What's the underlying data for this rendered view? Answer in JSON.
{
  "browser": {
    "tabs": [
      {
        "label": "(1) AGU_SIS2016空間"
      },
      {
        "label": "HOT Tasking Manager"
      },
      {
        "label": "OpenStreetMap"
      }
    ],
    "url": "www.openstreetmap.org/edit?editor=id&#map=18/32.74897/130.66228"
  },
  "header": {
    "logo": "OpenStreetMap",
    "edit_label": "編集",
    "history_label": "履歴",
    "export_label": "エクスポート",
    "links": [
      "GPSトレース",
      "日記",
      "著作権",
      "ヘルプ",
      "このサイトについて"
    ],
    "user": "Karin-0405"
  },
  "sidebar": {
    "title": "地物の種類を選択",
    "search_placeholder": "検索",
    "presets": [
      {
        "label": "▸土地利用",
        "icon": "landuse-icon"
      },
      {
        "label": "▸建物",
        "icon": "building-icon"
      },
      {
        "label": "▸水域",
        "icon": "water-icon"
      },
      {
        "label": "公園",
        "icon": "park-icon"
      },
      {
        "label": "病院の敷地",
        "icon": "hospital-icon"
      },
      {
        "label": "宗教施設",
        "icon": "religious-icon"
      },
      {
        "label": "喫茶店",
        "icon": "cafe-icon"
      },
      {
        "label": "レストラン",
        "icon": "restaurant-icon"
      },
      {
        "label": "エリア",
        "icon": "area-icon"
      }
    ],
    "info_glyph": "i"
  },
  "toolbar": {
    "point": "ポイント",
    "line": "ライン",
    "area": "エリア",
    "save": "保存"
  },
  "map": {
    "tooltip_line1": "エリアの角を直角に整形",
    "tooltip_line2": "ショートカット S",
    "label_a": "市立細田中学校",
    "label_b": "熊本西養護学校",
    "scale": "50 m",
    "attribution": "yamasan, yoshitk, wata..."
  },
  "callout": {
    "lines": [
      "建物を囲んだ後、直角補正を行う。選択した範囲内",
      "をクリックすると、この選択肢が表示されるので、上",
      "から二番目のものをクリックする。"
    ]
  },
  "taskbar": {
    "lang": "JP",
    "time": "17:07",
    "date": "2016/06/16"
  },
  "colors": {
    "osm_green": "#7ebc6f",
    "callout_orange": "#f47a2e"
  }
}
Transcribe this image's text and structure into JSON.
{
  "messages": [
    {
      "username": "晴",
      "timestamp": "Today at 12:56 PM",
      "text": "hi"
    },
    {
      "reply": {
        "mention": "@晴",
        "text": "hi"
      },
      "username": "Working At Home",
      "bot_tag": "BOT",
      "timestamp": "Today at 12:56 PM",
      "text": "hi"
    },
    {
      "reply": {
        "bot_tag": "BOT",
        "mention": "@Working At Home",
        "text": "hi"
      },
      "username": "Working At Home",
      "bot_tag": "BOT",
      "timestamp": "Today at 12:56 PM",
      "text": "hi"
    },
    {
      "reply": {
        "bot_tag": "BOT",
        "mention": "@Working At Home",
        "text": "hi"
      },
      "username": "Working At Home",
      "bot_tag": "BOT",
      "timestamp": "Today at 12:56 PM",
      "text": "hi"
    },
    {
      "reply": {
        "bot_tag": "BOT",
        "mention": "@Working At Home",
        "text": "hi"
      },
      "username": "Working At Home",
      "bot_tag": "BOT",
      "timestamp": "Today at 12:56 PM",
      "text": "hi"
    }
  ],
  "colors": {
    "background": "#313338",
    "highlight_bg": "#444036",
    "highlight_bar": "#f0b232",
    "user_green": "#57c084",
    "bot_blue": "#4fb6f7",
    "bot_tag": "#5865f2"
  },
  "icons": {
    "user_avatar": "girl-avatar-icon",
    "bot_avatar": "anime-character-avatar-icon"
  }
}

» **Written exercise**: Write out all the entries exactly.

» **Result for this task**:
What's the underlying data for this rendered view? Answer in JSON.
{
  "browser": {
    "tabs": [
      {
        "label": "(1) AGU_SIS2016空間"
      },
      {
        "label": "HOT Tasking Manager"
      },
      {
        "label": "OpenStreetMap"
      }
    ],
    "url": "www.openstreetmap.org/edit?editor=id&#map=18/32.74897/130.66228"
  },
  "header": {
    "logo": "OpenStreetMap",
    "edit_label": "編集",
    "history_label": "履歴",
    "export_label": "エクスポート",
    "links": [
      "GPSトレース",
      "日記",
      "著作権",
      "ヘルプ",
      "このサイトについて"
    ],
    "user": "Karin-0405"
  },
  "sidebar": {
    "title": "地物の種類を選択",
    "search_placeholder": "検索",
    "presets": [
      {
        "label": "▸土地利用",
        "icon": "landuse-icon"
      },
      {
        "label": "▸建物",
        "icon": "building-icon"
      },
      {
        "label": "▸水域",
        "icon": "water-icon"
      },
      {
        "label": "公園",
        "icon": "park-icon"
      },
      {
        "label": "病院の敷地",
        "icon": "hospital-icon"
      },
      {
        "label": "宗教施設",
        "icon": "religious-icon"
      },
      {
        "label": "喫茶店",
        "icon": "cafe-icon"
      },
      {
        "label": "レストラン",
        "icon": "restaurant-icon"
      },
      {
        "label": "エリア",
        "icon": "area-icon"
      }
    ],
    "info_glyph": "i"
  },
  "toolbar": {
    "point": "ポイント",
    "line": "ライン",
    "area": "エリア",
    "save": "保存"
  },
  "map": {
    "tooltip_line1": "エリアの角を直角に整形",
    "tooltip_line2": "ショートカット S",
    "label_a": "市立細田中学校",
    "label_b": "熊本西養護学校",
    "scale": "50 m",
    "attribution": "yamasan, yoshitk, wata..."
  },
  "callout": {
    "lines": [
      "建物を囲んだ後、直角補正を行う。選択した範囲内",
      "をクリックすると、この選択肢が表示されるので、上",
      "から二番目のものをクリックする。"
    ]
  },
  "taskbar": {
    "lang": "JP",
    "time": "17:07",
    "date": "2016/06/16"
  },
  "colors": {
    "osm_green": "#7ebc6f",
    "callout_orange": "#f47a2e"
  }
}
Transcribe this image's text and structure into JSON.
{
  "messages": [
    {
      "username": "晴",
      "timestamp": "Today at 12:56 PM",
      "text": "hi"
    },
    {
      "reply": {
        "mention": "@晴",
        "text": "hi"
      },
      "username": "Working At Home",
      "bot_tag": "BOT",
      "timestamp": "Today at 12:56 PM",
      "text": "hi"
    },
    {
      "reply": {
        "bot_tag": "BOT",
        "mention": "@Working At Home",
        "text": "hi"
      },
      "username": "Working At Home",
      "bot_tag": "BOT",
      "timestamp": "Today at 12:56 PM",
      "text": "hi"
    },
    {
      "reply": {
        "bot_tag": "BOT",
        "mention": "@Working At Home",
        "text": "hi"
      },
      "username": "Working At Home",
      "bot_tag": "BOT",
      "timestamp": "Today at 12:56 PM",
      "text": "hi"
    },
    {
      "reply": {
        "bot_tag": "BOT",
        "mention": "@Working At Home",
        "text": "hi"
      },
      "username": "Working At Home",
      "bot_tag": "BOT",
      "timestamp": "Today at 12:56 PM",
      "text": "hi"
    }
  ],
  "colors": {
    "background": "#313338",
    "highlight_bg": "#444036",
    "highlight_bar": "#f0b232",
    "user_green": "#57c084",
    "bot_blue": "#4fb6f7",
    "bot_tag": "#5865f2"
  },
  "icons": {
    "user_avatar": "girl-avatar-icon",
    "bot_avatar": "anime-character-avatar-icon"
  }
}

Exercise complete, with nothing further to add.